(Transcribed document page entries)
================

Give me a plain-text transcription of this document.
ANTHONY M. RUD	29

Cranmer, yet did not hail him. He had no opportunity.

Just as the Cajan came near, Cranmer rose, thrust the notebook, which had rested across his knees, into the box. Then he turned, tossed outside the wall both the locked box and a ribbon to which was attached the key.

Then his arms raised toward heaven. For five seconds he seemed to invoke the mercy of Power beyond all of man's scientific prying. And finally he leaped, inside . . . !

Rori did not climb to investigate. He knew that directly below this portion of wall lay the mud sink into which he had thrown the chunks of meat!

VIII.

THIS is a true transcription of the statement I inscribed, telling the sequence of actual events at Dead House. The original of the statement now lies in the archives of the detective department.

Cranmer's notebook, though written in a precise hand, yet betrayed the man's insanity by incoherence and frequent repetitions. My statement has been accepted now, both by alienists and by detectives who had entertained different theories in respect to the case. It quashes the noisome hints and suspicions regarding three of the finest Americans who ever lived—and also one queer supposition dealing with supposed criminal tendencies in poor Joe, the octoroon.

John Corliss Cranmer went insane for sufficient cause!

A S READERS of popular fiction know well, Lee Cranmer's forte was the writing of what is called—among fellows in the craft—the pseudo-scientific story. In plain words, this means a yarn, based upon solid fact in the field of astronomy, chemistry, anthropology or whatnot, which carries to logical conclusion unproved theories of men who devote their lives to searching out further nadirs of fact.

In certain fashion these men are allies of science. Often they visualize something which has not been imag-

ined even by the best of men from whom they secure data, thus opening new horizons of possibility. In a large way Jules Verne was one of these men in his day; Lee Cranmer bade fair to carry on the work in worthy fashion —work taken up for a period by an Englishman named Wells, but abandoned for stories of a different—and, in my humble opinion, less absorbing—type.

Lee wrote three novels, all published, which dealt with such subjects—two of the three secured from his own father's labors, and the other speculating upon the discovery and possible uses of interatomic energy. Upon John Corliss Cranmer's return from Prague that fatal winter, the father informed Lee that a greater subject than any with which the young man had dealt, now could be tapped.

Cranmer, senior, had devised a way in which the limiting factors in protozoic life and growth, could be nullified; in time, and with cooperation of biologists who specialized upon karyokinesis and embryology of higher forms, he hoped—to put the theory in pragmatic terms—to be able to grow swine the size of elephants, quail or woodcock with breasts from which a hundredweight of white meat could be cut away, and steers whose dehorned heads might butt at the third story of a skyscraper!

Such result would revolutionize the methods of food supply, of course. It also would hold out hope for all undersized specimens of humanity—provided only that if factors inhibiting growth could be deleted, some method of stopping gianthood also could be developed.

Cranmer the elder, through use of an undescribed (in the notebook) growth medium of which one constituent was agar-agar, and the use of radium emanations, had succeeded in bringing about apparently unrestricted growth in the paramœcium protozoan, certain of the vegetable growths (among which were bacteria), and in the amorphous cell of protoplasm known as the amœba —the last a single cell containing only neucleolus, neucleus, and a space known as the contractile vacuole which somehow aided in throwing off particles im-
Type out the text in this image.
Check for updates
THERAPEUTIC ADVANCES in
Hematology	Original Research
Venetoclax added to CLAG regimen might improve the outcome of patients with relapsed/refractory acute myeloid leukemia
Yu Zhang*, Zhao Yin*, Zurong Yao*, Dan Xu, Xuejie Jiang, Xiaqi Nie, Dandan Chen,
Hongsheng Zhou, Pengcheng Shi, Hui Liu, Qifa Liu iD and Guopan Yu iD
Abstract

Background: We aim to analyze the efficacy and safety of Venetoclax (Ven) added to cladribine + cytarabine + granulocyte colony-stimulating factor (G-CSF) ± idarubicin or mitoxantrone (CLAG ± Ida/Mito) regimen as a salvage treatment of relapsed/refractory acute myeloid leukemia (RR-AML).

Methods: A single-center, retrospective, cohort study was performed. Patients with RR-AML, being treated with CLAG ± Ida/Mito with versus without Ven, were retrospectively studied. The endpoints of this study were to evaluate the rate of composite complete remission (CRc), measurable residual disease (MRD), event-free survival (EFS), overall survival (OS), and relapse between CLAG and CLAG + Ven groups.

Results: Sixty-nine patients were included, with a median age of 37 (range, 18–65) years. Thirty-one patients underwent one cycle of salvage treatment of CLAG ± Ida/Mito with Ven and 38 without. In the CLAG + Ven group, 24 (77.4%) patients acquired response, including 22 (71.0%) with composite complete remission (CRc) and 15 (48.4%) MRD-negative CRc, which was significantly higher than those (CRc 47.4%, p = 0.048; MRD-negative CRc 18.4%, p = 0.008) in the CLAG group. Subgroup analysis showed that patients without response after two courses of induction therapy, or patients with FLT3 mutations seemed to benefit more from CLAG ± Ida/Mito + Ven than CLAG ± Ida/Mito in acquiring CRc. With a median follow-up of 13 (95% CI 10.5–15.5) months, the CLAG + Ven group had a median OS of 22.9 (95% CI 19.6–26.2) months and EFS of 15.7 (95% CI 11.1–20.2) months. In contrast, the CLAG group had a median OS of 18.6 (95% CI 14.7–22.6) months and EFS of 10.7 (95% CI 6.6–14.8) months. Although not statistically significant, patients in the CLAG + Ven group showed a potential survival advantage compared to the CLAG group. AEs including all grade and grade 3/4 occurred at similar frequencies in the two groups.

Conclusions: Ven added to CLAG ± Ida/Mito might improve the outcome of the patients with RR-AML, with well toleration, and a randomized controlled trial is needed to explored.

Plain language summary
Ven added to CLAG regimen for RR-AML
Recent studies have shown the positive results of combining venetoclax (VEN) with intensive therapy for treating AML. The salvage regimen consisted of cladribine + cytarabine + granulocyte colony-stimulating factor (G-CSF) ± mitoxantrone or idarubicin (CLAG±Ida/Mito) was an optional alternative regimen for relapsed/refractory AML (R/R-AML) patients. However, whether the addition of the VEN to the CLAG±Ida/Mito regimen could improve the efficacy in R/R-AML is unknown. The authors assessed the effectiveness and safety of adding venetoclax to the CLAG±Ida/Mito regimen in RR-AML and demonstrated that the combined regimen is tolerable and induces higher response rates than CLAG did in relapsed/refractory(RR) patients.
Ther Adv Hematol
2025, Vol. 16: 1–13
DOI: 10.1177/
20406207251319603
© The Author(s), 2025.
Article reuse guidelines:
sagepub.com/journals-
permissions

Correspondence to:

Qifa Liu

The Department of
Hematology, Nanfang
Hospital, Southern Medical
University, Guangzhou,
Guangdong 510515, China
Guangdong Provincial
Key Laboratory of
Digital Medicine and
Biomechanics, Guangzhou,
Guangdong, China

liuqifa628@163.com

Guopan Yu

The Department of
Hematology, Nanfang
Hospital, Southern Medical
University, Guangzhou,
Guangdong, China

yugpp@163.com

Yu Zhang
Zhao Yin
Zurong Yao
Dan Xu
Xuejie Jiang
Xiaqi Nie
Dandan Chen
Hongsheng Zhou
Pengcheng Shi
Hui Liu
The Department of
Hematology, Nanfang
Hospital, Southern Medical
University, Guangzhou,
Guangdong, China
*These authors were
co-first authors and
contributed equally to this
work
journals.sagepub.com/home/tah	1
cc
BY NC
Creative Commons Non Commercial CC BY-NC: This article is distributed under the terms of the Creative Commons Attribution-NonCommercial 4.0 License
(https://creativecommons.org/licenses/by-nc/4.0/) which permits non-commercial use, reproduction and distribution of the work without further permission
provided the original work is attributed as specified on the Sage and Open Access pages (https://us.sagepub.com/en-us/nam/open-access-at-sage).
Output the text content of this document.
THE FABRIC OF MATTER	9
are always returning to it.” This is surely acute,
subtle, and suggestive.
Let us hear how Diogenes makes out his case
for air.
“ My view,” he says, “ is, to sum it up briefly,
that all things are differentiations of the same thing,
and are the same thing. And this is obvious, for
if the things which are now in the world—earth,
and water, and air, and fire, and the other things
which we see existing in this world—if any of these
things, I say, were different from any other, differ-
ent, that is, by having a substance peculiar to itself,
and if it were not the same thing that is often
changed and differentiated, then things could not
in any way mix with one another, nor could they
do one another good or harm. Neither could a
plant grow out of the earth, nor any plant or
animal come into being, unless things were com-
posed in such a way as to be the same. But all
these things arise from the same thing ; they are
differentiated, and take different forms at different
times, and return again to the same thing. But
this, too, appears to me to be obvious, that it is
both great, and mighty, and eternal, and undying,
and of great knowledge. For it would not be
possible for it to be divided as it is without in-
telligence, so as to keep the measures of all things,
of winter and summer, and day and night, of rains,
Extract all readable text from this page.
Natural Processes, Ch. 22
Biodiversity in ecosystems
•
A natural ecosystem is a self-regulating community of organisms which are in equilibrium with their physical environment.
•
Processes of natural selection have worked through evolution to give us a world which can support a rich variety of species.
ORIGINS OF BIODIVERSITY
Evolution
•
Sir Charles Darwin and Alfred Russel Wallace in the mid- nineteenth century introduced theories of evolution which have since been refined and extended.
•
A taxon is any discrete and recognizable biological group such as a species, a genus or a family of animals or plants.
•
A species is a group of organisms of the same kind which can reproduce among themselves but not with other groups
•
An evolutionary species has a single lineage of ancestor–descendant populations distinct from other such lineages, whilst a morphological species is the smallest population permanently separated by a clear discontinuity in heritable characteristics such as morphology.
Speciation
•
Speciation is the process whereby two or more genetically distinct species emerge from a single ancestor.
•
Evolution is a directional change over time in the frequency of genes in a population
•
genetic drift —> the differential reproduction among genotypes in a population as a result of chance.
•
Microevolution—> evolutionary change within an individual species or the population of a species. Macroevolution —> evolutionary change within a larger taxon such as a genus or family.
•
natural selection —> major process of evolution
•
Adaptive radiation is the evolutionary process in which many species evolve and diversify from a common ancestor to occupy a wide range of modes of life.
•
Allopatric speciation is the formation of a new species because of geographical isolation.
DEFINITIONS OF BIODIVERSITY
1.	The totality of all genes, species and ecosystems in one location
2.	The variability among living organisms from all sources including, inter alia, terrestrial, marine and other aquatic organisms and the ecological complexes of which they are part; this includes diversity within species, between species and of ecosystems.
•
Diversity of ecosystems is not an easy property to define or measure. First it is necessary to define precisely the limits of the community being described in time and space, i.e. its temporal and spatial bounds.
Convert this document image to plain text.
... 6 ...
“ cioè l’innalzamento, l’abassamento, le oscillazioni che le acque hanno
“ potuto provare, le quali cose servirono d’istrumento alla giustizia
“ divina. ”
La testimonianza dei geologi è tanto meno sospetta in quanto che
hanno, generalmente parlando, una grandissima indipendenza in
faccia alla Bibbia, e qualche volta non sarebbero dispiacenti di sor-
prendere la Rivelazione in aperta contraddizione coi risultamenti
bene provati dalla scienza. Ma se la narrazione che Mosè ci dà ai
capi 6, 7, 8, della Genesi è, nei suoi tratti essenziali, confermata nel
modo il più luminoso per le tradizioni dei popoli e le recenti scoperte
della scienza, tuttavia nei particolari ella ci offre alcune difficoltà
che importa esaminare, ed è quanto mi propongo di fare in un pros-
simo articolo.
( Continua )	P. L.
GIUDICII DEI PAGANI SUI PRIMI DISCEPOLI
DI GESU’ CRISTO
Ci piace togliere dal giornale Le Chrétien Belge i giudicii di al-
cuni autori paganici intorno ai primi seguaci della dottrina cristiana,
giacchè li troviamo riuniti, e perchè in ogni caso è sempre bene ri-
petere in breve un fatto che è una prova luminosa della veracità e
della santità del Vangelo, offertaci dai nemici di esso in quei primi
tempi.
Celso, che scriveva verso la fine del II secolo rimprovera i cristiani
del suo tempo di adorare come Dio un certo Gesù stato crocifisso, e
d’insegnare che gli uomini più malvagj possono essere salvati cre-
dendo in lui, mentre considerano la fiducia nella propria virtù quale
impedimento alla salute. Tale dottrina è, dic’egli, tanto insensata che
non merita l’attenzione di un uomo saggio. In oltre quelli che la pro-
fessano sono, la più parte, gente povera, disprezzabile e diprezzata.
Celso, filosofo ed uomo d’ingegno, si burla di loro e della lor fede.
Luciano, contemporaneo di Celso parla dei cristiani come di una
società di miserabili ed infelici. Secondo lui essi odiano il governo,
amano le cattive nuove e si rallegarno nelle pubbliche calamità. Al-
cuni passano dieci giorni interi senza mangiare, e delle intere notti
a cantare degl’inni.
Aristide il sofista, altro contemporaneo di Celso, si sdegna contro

================

Please copy every line in the entries where "selection" appears.

Processes of natural selection have worked through evolution to give us a world which can support a rich variety of species.
natural selection —> major process of evolution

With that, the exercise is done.